◆ **INSTRUCTION**
Without the pictures, return all of the material exactly as written.

◆ **Dataset rows about figures**

▬▬▬▬▬▬

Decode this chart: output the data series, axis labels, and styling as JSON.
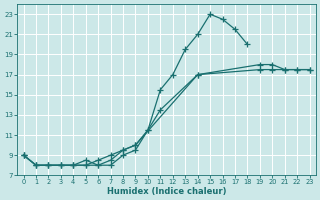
{
  "xlabel": "Humidex (Indice chaleur)",
  "bg_color": "#cce8e8",
  "grid_color": "#ffffff",
  "line_color": "#1a7070",
  "xlim": [
    -0.5,
    23.5
  ],
  "ylim": [
    7,
    24
  ],
  "xticks": [
    0,
    1,
    2,
    3,
    4,
    5,
    6,
    7,
    8,
    9,
    10,
    11,
    12,
    13,
    14,
    15,
    16,
    17,
    18,
    19,
    20,
    21,
    22,
    23
  ],
  "yticks": [
    7,
    9,
    11,
    13,
    15,
    17,
    19,
    21,
    23
  ],
  "line1_x": [
    0,
    1,
    2,
    3,
    4,
    5,
    6,
    7,
    8,
    9,
    10,
    11,
    12,
    13,
    14,
    15,
    16,
    17,
    18
  ],
  "line1_y": [
    9,
    8,
    8,
    8,
    8,
    8,
    8,
    8,
    9,
    9.5,
    11.5,
    15.5,
    17.0,
    19.5,
    21.0,
    23.0,
    22.5,
    21.5,
    20.0
  ],
  "line2_x": [
    0,
    1,
    2,
    3,
    4,
    5,
    6,
    7,
    8,
    9,
    14,
    19,
    20,
    21,
    22,
    23
  ],
  "line2_y": [
    9,
    8,
    8,
    8,
    8,
    8,
    8.5,
    9.0,
    9.5,
    10.0,
    17.0,
    18.0,
    18.0,
    17.5,
    17.5,
    17.5
  ],
  "line3_x": [
    0,
    1,
    2,
    3,
    4,
    5,
    6,
    7,
    8,
    9,
    10,
    11,
    14,
    19,
    20,
    21,
    22,
    23
  ],
  "line3_y": [
    9,
    8,
    8,
    8,
    8,
    8.5,
    8.0,
    8.5,
    9.5,
    10.0,
    11.5,
    13.5,
    17.0,
    17.5,
    17.5,
    17.5,
    17.5,
    17.5
  ]
}
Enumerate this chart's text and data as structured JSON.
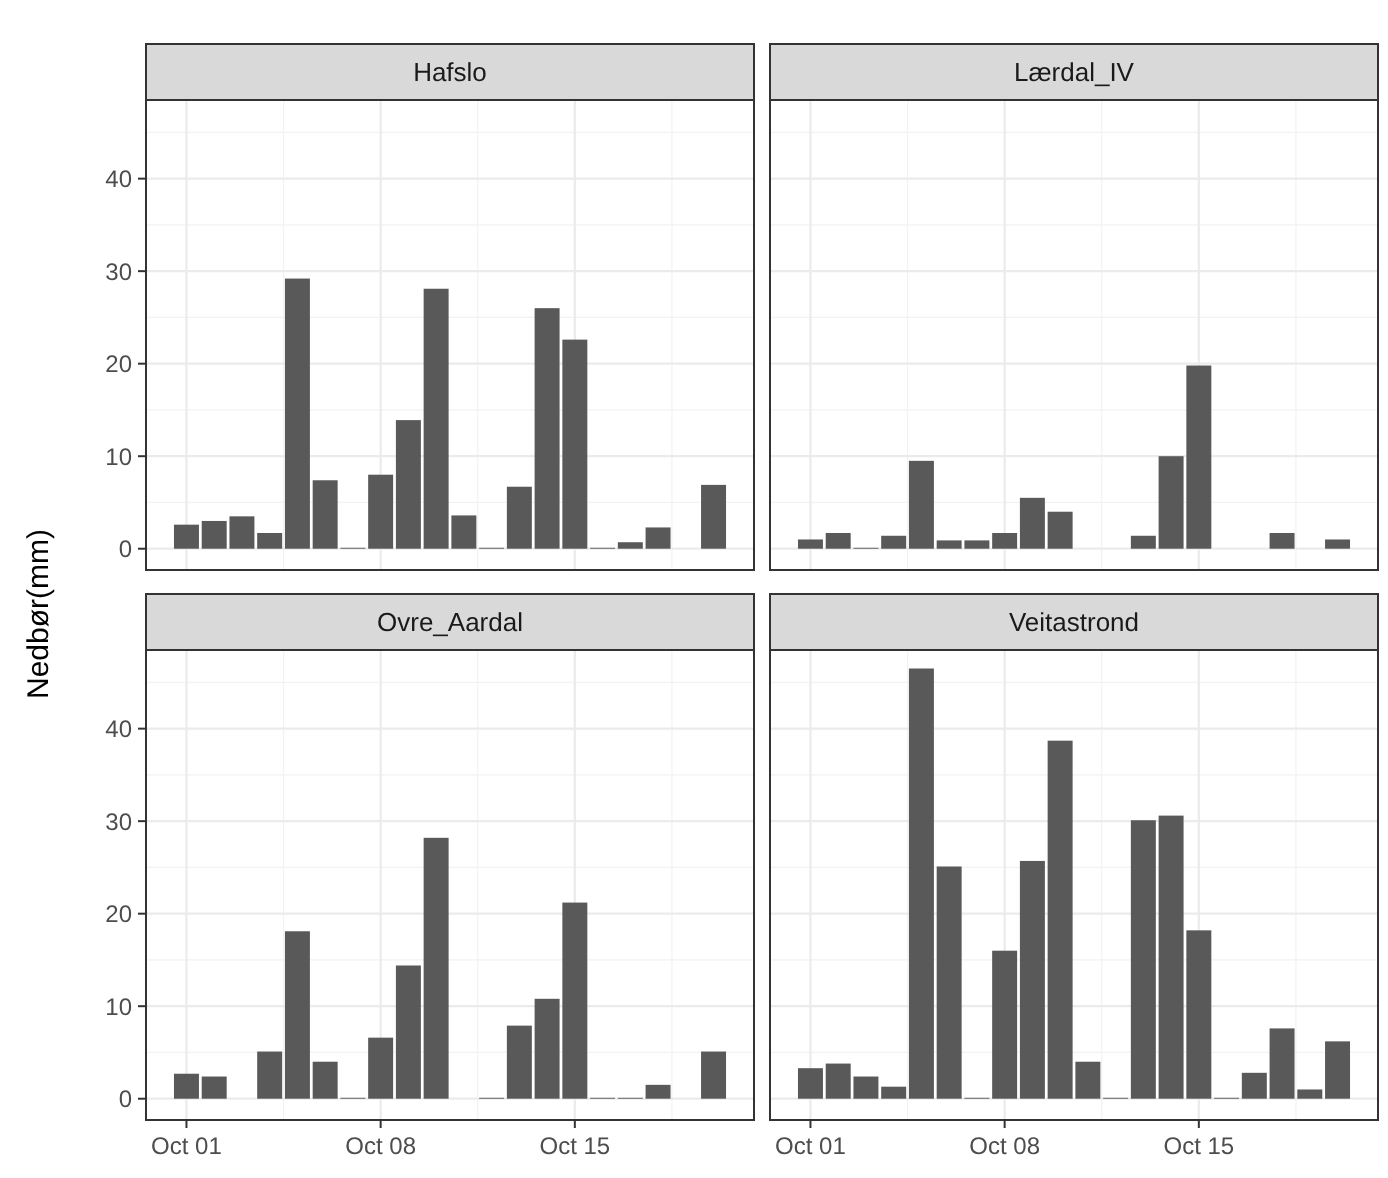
{
  "chart_data": [
    {
      "type": "bar",
      "title": "Hafslo",
      "x": [
        "--10-01",
        "--10-02",
        "--10-03",
        "--10-04",
        "--10-05",
        "--10-06",
        "--10-07",
        "--10-08",
        "--10-09",
        "--10-10",
        "--10-11",
        "--10-12",
        "--10-13",
        "--10-14",
        "--10-15",
        "--10-16",
        "--10-17",
        "--10-18",
        "--10-19",
        "--10-20"
      ],
      "values": [
        2.6,
        3.0,
        3.5,
        1.7,
        29.2,
        7.4,
        0.1,
        8.0,
        13.9,
        28.1,
        3.6,
        0.1,
        6.7,
        26.0,
        22.6,
        0.1,
        0.7,
        2.3,
        null,
        6.9
      ],
      "color": "#595959",
      "xlim": [
        "--09-29T13:00",
        "--10-21T11:00"
      ],
      "xticks": [
        {
          "value": "--10-01",
          "label": null
        },
        {
          "value": "--10-08",
          "label": null
        },
        {
          "value": "--10-15",
          "label": null
        }
      ],
      "ylim": [
        -2.3,
        48.5
      ],
      "yticks": [
        0,
        10,
        20,
        30,
        40
      ],
      "grid": true,
      "tick_labels": "y"
    },
    {
      "type": "bar",
      "title": "Lærdal_IV",
      "x": [
        "--10-01",
        "--10-02",
        "--10-03",
        "--10-04",
        "--10-05",
        "--10-06",
        "--10-07",
        "--10-08",
        "--10-09",
        "--10-10",
        "--10-11",
        "--10-12",
        "--10-13",
        "--10-14",
        "--10-15",
        "--10-16",
        "--10-17",
        "--10-18",
        "--10-19",
        "--10-20"
      ],
      "values": [
        1.0,
        1.7,
        0.1,
        1.4,
        9.5,
        0.9,
        0.9,
        1.7,
        5.5,
        4.0,
        0,
        0,
        1.4,
        10.0,
        19.8,
        null,
        0,
        1.7,
        0,
        1.0
      ],
      "color": "#595959",
      "xlim": [
        "--09-29T13:00",
        "--10-21T11:00"
      ],
      "xticks": [
        {
          "value": "--10-01",
          "label": null
        },
        {
          "value": "--10-08",
          "label": null
        },
        {
          "value": "--10-15",
          "label": null
        }
      ],
      "ylim": [
        -2.3,
        48.5
      ],
      "yticks": [
        0,
        10,
        20,
        30,
        40
      ],
      "grid": true,
      "tick_labels": false
    },
    {
      "type": "bar",
      "title": "Ovre_Aardal",
      "ylabel": "Nedbør(mm)",
      "x": [
        "--10-01",
        "--10-02",
        "--10-03",
        "--10-04",
        "--10-05",
        "--10-06",
        "--10-07",
        "--10-08",
        "--10-09",
        "--10-10",
        "--10-11",
        "--10-12",
        "--10-13",
        "--10-14",
        "--10-15",
        "--10-16",
        "--10-17",
        "--10-18",
        "--10-19",
        "--10-20"
      ],
      "values": [
        2.7,
        2.4,
        null,
        5.1,
        18.1,
        4.0,
        0.1,
        6.6,
        14.4,
        28.2,
        null,
        0.1,
        7.9,
        10.8,
        21.2,
        0.1,
        0.1,
        1.5,
        null,
        5.1
      ],
      "color": "#595959",
      "xlim": [
        "--09-29T13:00",
        "--10-21T11:00"
      ],
      "xticks": [
        {
          "value": "--10-01",
          "label": "Oct 01"
        },
        {
          "value": "--10-08",
          "label": "Oct 08"
        },
        {
          "value": "--10-15",
          "label": "Oct 15"
        }
      ],
      "ylim": [
        -2.3,
        48.5
      ],
      "yticks": [
        0,
        10,
        20,
        30,
        40
      ],
      "grid": true
    },
    {
      "type": "bar",
      "title": "Veitastrond",
      "x": [
        "--10-01",
        "--10-02",
        "--10-03",
        "--10-04",
        "--10-05",
        "--10-06",
        "--10-07",
        "--10-08",
        "--10-09",
        "--10-10",
        "--10-11",
        "--10-12",
        "--10-13",
        "--10-14",
        "--10-15",
        "--10-16",
        "--10-17",
        "--10-18",
        "--10-19",
        "--10-20"
      ],
      "values": [
        3.3,
        3.8,
        2.4,
        1.3,
        46.5,
        25.1,
        0.1,
        16.0,
        25.7,
        38.7,
        4.0,
        0.1,
        30.1,
        30.6,
        18.2,
        0.1,
        2.8,
        7.6,
        1.0,
        6.2
      ],
      "color": "#595959",
      "xlim": [
        "--09-29T13:00",
        "--10-21T11:00"
      ],
      "xticks": [
        {
          "value": "--10-01",
          "label": "Oct 01"
        },
        {
          "value": "--10-08",
          "label": "Oct 08"
        },
        {
          "value": "--10-15",
          "label": "Oct 15"
        }
      ],
      "ylim": [
        -2.3,
        48.5
      ],
      "yticks": [
        0,
        10,
        20,
        30,
        40
      ],
      "grid": true,
      "tick_labels": "x"
    }
  ]
}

▬▬▬▬▬▬

◆ **ANSWER TO THIS TASK**
Decode this chart: output the data series, axis labels, and styling as JSON.
{
  "xlabel": "Humidex (Indice chaleur)",
  "bg_color": "#cce8e8",
  "grid_color": "#ffffff",
  "line_color": "#1a7070",
  "xlim": [
    -0.5,
    23.5
  ],
  "ylim": [
    7,
    24
  ],
  "xticks": [
    0,
    1,
    2,
    3,
    4,
    5,
    6,
    7,
    8,
    9,
    10,
    11,
    12,
    13,
    14,
    15,
    16,
    17,
    18,
    19,
    20,
    21,
    22,
    23
  ],
  "yticks": [
    7,
    9,
    11,
    13,
    15,
    17,
    19,
    21,
    23
  ],
  "line1_x": [
    0,
    1,
    2,
    3,
    4,
    5,
    6,
    7,
    8,
    9,
    10,
    11,
    12,
    13,
    14,
    15,
    16,
    17,
    18
  ],
  "line1_y": [
    9,
    8,
    8,
    8,
    8,
    8,
    8,
    8,
    9,
    9.5,
    11.5,
    15.5,
    17.0,
    19.5,
    21.0,
    23.0,
    22.5,
    21.5,
    20.0
  ],
  "line2_x": [
    0,
    1,
    2,
    3,
    4,
    5,
    6,
    7,
    8,
    9,
    14,
    19,
    20,
    21,
    22,
    23
  ],
  "line2_y": [
    9,
    8,
    8,
    8,
    8,
    8,
    8.5,
    9.0,
    9.5,
    10.0,
    17.0,
    18.0,
    18.0,
    17.5,
    17.5,
    17.5
  ],
  "line3_x": [
    0,
    1,
    2,
    3,
    4,
    5,
    6,
    7,
    8,
    9,
    10,
    11,
    14,
    19,
    20,
    21,
    22,
    23
  ],
  "line3_y": [
    9,
    8,
    8,
    8,
    8,
    8.5,
    8.0,
    8.5,
    9.5,
    10.0,
    11.5,
    13.5,
    17.0,
    17.5,
    17.5,
    17.5,
    17.5,
    17.5
  ]
}
Enumerate this chart's text and data as structured JSON.
{
  "chart_data": [
    {
      "type": "bar",
      "title": "Hafslo",
      "x": [
        "--10-01",
        "--10-02",
        "--10-03",
        "--10-04",
        "--10-05",
        "--10-06",
        "--10-07",
        "--10-08",
        "--10-09",
        "--10-10",
        "--10-11",
        "--10-12",
        "--10-13",
        "--10-14",
        "--10-15",
        "--10-16",
        "--10-17",
        "--10-18",
        "--10-19",
        "--10-20"
      ],
      "values": [
        2.6,
        3.0,
        3.5,
        1.7,
        29.2,
        7.4,
        0.1,
        8.0,
        13.9,
        28.1,
        3.6,
        0.1,
        6.7,
        26.0,
        22.6,
        0.1,
        0.7,
        2.3,
        null,
        6.9
      ],
      "color": "#595959",
      "xlim": [
        "--09-29T13:00",
        "--10-21T11:00"
      ],
      "xticks": [
        {
          "value": "--10-01",
          "label": null
        },
        {
          "value": "--10-08",
          "label": null
        },
        {
          "value": "--10-15",
          "label": null
        }
      ],
      "ylim": [
        -2.3,
        48.5
      ],
      "yticks": [
        0,
        10,
        20,
        30,
        40
      ],
      "grid": true,
      "tick_labels": "y"
    },
    {
      "type": "bar",
      "title": "Lærdal_IV",
      "x": [
        "--10-01",
        "--10-02",
        "--10-03",
        "--10-04",
        "--10-05",
        "--10-06",
        "--10-07",
        "--10-08",
        "--10-09",
        "--10-10",
        "--10-11",
        "--10-12",
        "--10-13",
        "--10-14",
        "--10-15",
        "--10-16",
        "--10-17",
        "--10-18",
        "--10-19",
        "--10-20"
      ],
      "values": [
        1.0,
        1.7,
        0.1,
        1.4,
        9.5,
        0.9,
        0.9,
        1.7,
        5.5,
        4.0,
        0,
        0,
        1.4,
        10.0,
        19.8,
        null,
        0,
        1.7,
        0,
        1.0
      ],
      "color": "#595959",
      "xlim": [
        "--09-29T13:00",
        "--10-21T11:00"
      ],
      "xticks": [
        {
          "value": "--10-01",
          "label": null
        },
        {
          "value": "--10-08",
          "label": null
        },
        {
          "value": "--10-15",
          "label": null
        }
      ],
      "ylim": [
        -2.3,
        48.5
      ],
      "yticks": [
        0,
        10,
        20,
        30,
        40
      ],
      "grid": true,
      "tick_labels": false
    },
    {
      "type": "bar",
      "title": "Ovre_Aardal",
      "ylabel": "Nedbør(mm)",
      "x": [
        "--10-01",
        "--10-02",
        "--10-03",
        "--10-04",
        "--10-05",
        "--10-06",
        "--10-07",
        "--10-08",
        "--10-09",
        "--10-10",
        "--10-11",
        "--10-12",
        "--10-13",
        "--10-14",
        "--10-15",
        "--10-16",
        "--10-17",
        "--10-18",
        "--10-19",
        "--10-20"
      ],
      "values": [
        2.7,
        2.4,
        null,
        5.1,
        18.1,
        4.0,
        0.1,
        6.6,
        14.4,
        28.2,
        null,
        0.1,
        7.9,
        10.8,
        21.2,
        0.1,
        0.1,
        1.5,
        null,
        5.1
      ],
      "color": "#595959",
      "xlim": [
        "--09-29T13:00",
        "--10-21T11:00"
      ],
      "xticks": [
        {
          "value": "--10-01",
          "label": "Oct 01"
        },
        {
          "value": "--10-08",
          "label": "Oct 08"
        },
        {
          "value": "--10-15",
          "label": "Oct 15"
        }
      ],
      "ylim": [
        -2.3,
        48.5
      ],
      "yticks": [
        0,
        10,
        20,
        30,
        40
      ],
      "grid": true
    },
    {
      "type": "bar",
      "title": "Veitastrond",
      "x": [
        "--10-01",
        "--10-02",
        "--10-03",
        "--10-04",
        "--10-05",
        "--10-06",
        "--10-07",
        "--10-08",
        "--10-09",
        "--10-10",
        "--10-11",
        "--10-12",
        "--10-13",
        "--10-14",
        "--10-15",
        "--10-16",
        "--10-17",
        "--10-18",
        "--10-19",
        "--10-20"
      ],
      "values": [
        3.3,
        3.8,
        2.4,
        1.3,
        46.5,
        25.1,
        0.1,
        16.0,
        25.7,
        38.7,
        4.0,
        0.1,
        30.1,
        30.6,
        18.2,
        0.1,
        2.8,
        7.6,
        1.0,
        6.2
      ],
      "color": "#595959",
      "xlim": [
        "--09-29T13:00",
        "--10-21T11:00"
      ],
      "xticks": [
        {
          "value": "--10-01",
          "label": "Oct 01"
        },
        {
          "value": "--10-08",
          "label": "Oct 08"
        },
        {
          "value": "--10-15",
          "label": "Oct 15"
        }
      ],
      "ylim": [
        -2.3,
        48.5
      ],
      "yticks": [
        0,
        10,
        20,
        30,
        40
      ],
      "grid": true,
      "tick_labels": "x"
    }
  ]
}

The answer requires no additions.